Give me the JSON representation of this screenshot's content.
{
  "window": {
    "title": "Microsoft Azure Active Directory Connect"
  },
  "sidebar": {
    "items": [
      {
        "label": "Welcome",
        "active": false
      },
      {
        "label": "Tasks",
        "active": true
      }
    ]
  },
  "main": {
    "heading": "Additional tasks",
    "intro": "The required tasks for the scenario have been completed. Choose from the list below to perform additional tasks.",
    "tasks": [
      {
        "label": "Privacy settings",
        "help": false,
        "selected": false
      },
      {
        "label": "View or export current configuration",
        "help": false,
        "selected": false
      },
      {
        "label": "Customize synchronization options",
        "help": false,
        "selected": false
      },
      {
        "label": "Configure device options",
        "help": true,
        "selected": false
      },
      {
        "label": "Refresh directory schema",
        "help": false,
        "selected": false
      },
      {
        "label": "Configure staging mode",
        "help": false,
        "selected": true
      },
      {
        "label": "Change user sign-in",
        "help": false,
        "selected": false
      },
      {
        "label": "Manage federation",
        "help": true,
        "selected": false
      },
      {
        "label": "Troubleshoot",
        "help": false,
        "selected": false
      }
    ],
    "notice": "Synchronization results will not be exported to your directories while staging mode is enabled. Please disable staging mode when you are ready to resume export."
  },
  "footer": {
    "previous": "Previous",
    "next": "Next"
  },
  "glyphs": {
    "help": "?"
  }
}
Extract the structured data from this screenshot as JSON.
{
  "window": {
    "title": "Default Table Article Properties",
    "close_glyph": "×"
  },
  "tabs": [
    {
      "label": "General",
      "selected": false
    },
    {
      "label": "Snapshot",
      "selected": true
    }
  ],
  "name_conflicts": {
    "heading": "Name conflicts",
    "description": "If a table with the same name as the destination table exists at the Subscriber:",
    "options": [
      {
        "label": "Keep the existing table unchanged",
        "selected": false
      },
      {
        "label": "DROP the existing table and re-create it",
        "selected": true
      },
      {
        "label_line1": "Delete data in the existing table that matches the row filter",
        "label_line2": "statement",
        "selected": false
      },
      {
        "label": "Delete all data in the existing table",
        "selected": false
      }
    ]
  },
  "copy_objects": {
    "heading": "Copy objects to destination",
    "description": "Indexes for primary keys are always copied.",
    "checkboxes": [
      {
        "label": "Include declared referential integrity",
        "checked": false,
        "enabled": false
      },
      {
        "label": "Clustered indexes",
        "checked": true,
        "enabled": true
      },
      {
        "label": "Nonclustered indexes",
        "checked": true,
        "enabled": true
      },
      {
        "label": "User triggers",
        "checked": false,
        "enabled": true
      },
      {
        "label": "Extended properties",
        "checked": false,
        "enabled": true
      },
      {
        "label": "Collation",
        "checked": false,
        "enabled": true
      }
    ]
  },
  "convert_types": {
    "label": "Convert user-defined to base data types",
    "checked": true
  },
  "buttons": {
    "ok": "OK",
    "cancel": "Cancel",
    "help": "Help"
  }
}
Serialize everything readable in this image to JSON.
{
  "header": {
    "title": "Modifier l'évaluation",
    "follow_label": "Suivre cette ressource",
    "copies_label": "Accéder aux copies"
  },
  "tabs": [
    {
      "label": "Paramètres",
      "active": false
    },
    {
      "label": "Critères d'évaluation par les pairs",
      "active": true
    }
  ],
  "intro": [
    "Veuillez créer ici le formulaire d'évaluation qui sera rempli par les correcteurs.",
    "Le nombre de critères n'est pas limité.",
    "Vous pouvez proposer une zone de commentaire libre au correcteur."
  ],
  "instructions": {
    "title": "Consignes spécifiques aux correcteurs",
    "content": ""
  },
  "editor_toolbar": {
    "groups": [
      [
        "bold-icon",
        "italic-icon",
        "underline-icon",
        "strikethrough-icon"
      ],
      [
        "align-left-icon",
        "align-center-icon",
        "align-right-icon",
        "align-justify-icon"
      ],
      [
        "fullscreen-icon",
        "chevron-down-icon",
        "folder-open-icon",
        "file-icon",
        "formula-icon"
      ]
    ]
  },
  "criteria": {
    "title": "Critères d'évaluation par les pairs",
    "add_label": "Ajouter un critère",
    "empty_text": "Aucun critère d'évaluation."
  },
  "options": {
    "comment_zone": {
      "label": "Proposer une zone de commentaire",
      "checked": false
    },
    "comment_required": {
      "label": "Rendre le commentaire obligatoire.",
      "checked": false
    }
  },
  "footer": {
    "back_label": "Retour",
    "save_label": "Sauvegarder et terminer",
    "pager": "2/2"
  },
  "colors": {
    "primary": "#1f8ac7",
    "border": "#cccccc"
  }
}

◆ ◆ ◆ ◆ ◆ ◆ ◆

- [Written task]
Write out the entries above once more, without altering anything.

- [Solution to the exercise]
Give me the JSON representation of this screenshot's content.
{
  "window": {
    "title": "Microsoft Azure Active Directory Connect"
  },
  "sidebar": {
    "items": [
      {
        "label": "Welcome",
        "active": false
      },
      {
        "label": "Tasks",
        "active": true
      }
    ]
  },
  "main": {
    "heading": "Additional tasks",
    "intro": "The required tasks for the scenario have been completed. Choose from the list below to perform additional tasks.",
    "tasks": [
      {
        "label": "Privacy settings",
        "help": false,
        "selected": false
      },
      {
        "label": "View or export current configuration",
        "help": false,
        "selected": false
      },
      {
        "label": "Customize synchronization options",
        "help": false,
        "selected": false
      },
      {
        "label": "Configure device options",
        "help": true,
        "selected": false
      },
      {
        "label": "Refresh directory schema",
        "help": false,
        "selected": false
      },
      {
        "label": "Configure staging mode",
        "help": false,
        "selected": true
      },
      {
        "label": "Change user sign-in",
        "help": false,
        "selected": false
      },
      {
        "label": "Manage federation",
        "help": true,
        "selected": false
      },
      {
        "label": "Troubleshoot",
        "help": false,
        "selected": false
      }
    ],
    "notice": "Synchronization results will not be exported to your directories while staging mode is enabled. Please disable staging mode when you are ready to resume export."
  },
  "footer": {
    "previous": "Previous",
    "next": "Next"
  },
  "glyphs": {
    "help": "?"
  }
}
Extract the structured data from this screenshot as JSON.
{
  "window": {
    "title": "Default Table Article Properties",
    "close_glyph": "×"
  },
  "tabs": [
    {
      "label": "General",
      "selected": false
    },
    {
      "label": "Snapshot",
      "selected": true
    }
  ],
  "name_conflicts": {
    "heading": "Name conflicts",
    "description": "If a table with the same name as the destination table exists at the Subscriber:",
    "options": [
      {
        "label": "Keep the existing table unchanged",
        "selected": false
      },
      {
        "label": "DROP the existing table and re-create it",
        "selected": true
      },
      {
        "label_line1": "Delete data in the existing table that matches the row filter",
        "label_line2": "statement",
        "selected": false
      },
      {
        "label": "Delete all data in the existing table",
        "selected": false
      }
    ]
  },
  "copy_objects": {
    "heading": "Copy objects to destination",
    "description": "Indexes for primary keys are always copied.",
    "checkboxes": [
      {
        "label": "Include declared referential integrity",
        "checked": false,
        "enabled": false
      },
      {
        "label": "Clustered indexes",
        "checked": true,
        "enabled": true
      },
      {
        "label": "Nonclustered indexes",
        "checked": true,
        "enabled": true
      },
      {
        "label": "User triggers",
        "checked": false,
        "enabled": true
      },
      {
        "label": "Extended properties",
        "checked": false,
        "enabled": true
      },
      {
        "label": "Collation",
        "checked": false,
        "enabled": true
      }
    ]
  },
  "convert_types": {
    "label": "Convert user-defined to base data types",
    "checked": true
  },
  "buttons": {
    "ok": "OK",
    "cancel": "Cancel",
    "help": "Help"
  }
}
Serialize everything readable in this image to JSON.
{
  "header": {
    "title": "Modifier l'évaluation",
    "follow_label": "Suivre cette ressource",
    "copies_label": "Accéder aux copies"
  },
  "tabs": [
    {
      "label": "Paramètres",
      "active": false
    },
    {
      "label": "Critères d'évaluation par les pairs",
      "active": true
    }
  ],
  "intro": [
    "Veuillez créer ici le formulaire d'évaluation qui sera rempli par les correcteurs.",
    "Le nombre de critères n'est pas limité.",
    "Vous pouvez proposer une zone de commentaire libre au correcteur."
  ],
  "instructions": {
    "title": "Consignes spécifiques aux correcteurs",
    "content": ""
  },
  "editor_toolbar": {
    "groups": [
      [
        "bold-icon",
        "italic-icon",
        "underline-icon",
        "strikethrough-icon"
      ],
      [
        "align-left-icon",
        "align-center-icon",
        "align-right-icon",
        "align-justify-icon"
      ],
      [
        "fullscreen-icon",
        "chevron-down-icon",
        "folder-open-icon",
        "file-icon",
        "formula-icon"
      ]
    ]
  },
  "criteria": {
    "title": "Critères d'évaluation par les pairs",
    "add_label": "Ajouter un critère",
    "empty_text": "Aucun critère d'évaluation."
  },
  "options": {
    "comment_zone": {
      "label": "Proposer une zone de commentaire",
      "checked": false
    },
    "comment_required": {
      "label": "Rendre le commentaire obligatoire.",
      "checked": false
    }
  },
  "footer": {
    "back_label": "Retour",
    "save_label": "Sauvegarder et terminer",
    "pager": "2/2"
  },
  "colors": {
    "primary": "#1f8ac7",
    "border": "#cccccc"
  }
}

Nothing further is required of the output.